━━━ TEXT SEGMENT ━━━

By the 18th century, different wine regions of Europe invented signature-style bottles to mark their territory as well to adjust for the needs of their particular region’s wine. The Burgundy-type bottle (red and white Burgundy, Syrah and Viognier) is shapely with a tapered neck since the Burgundian founding fathers did not need a trap for dregs like their Bordeaux brothers whose bottle was designed with wide and stern shoulders. Both Burgundy and Bordeaux styled bottles have a dimple on the bottom called a punt.

The punt at the bottom of a bottle is a deep indentation in a bottle’s butt. It diffuses pressure and helps balance the gas which is important in Champagne bottles. Still wine bottles do not need a punt, but many producers keep it as tradition. Punts date to the time that glassblowers produced bottles by hand using a wood stick to hold the glass from the neck end. After forming the bottle, the glassblower pulled out the stick, creating a punched-in bottom.

Some producers of Pinot Noir have an astonishingly deep punt. Many years ago, a British study showed that it was possible to determine the value of the bottle of wine by feeling the depth of its dimple. Previously this was thought to be an urban myth. Some researchers with nothing better to do actually measured differently priced bottles of wine. It was shown that more expensive wines had deeper punts. The relationship between depth and price could be expressed by the equation: price of bottle-punt depth in millimeters + $5.64/4.314. The homemade depth gauge that was used by researchers to make the measurements was auctioned on eBay.

━━━

WHAT YOU WILL DO:
- 1) Retype the wine bottle text from "By the 18th" up to and including "called a punt.".
- 2) Write what comes next in the wine bottle text, starting after its final sentence.
The data that comes next is separate from the wine bottle text.

━━━ DATA ━━━

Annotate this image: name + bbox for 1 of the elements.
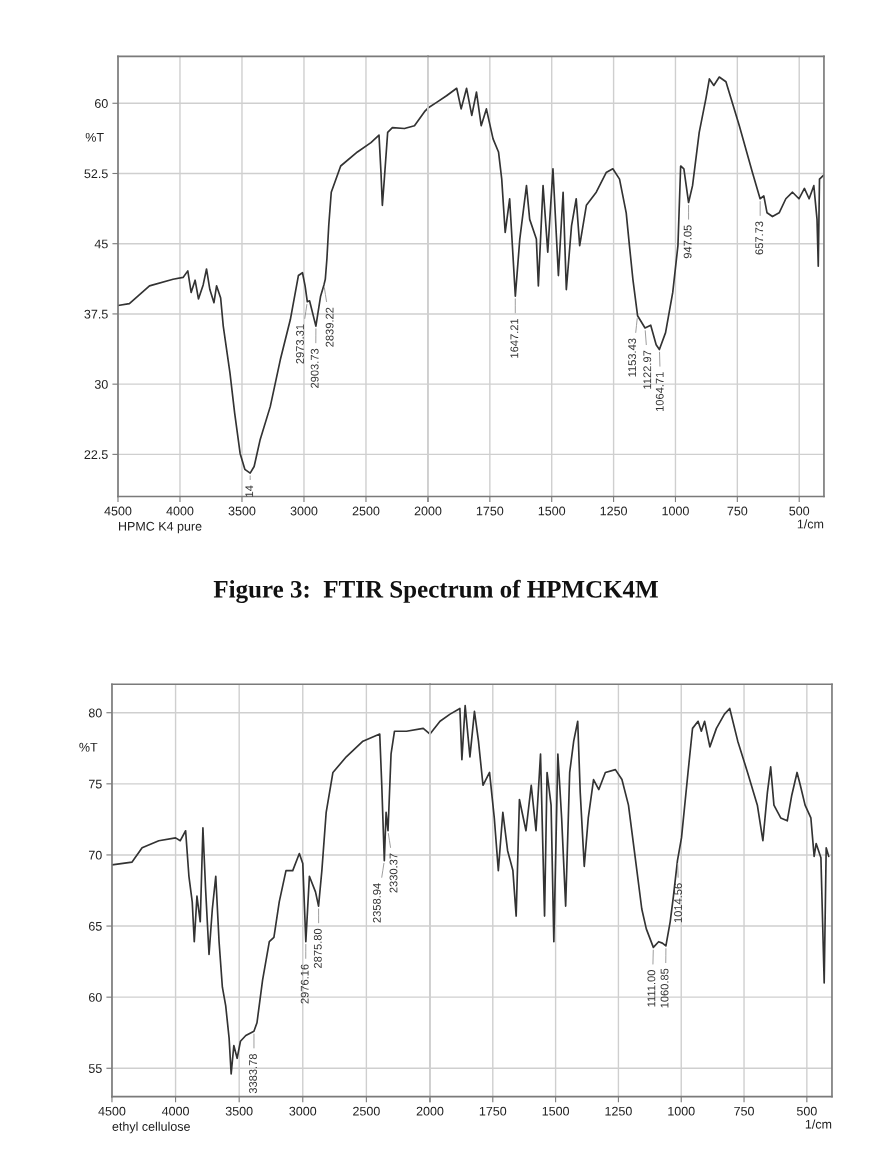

━━━

ANSWERS PER TASK:
- 1)
By the 18th century, different wine regions of Europe invented signature-style bottles to mark their territory as well to adjust for the needs of their particular region’s wine. The Burgundy-type bottle (red and white Burgundy, Syrah and Viognier) is shapely with a tapered neck since the Burgundian founding fathers did not need a trap for dregs like their Bordeaux brothers whose bottle was designed with wide and stern shoulders. Both Burgundy and Bordeaux styled bottles have a dimple on the bottom called a punt.

- 2)
I went into my own cellar to feel a few punts. I used my two fingers (index and middle) as a depth gauge and graded the depth of the punt as none, first knuckle and second knuckle. Some punts have a nipple at the depth of the depression that can slightly affect the measurement. After sampling several bottles, I found that the scientific results reported by the British researchers are valid but not infallible. Some of my lowly Pinot Noir wines (for unwanted guests, relatives and cooking) had no dimple at all and a very few had a good-sized punt. Most Pinot Noir bottles had a one-knuckle punt that seems to be the most common punt size.

When you are at a party you can amaze the crowd by feeling the punt depth and picking out the most expensive wines. When you are at your local wine retailer, you can wager a bottle of good Pinot Noir on whether you can tell the more expensive bottle by holding the bottle and subtlety putting you two fingers into the punt. Just don’t overdo it, people might think you are some kind of weirdo.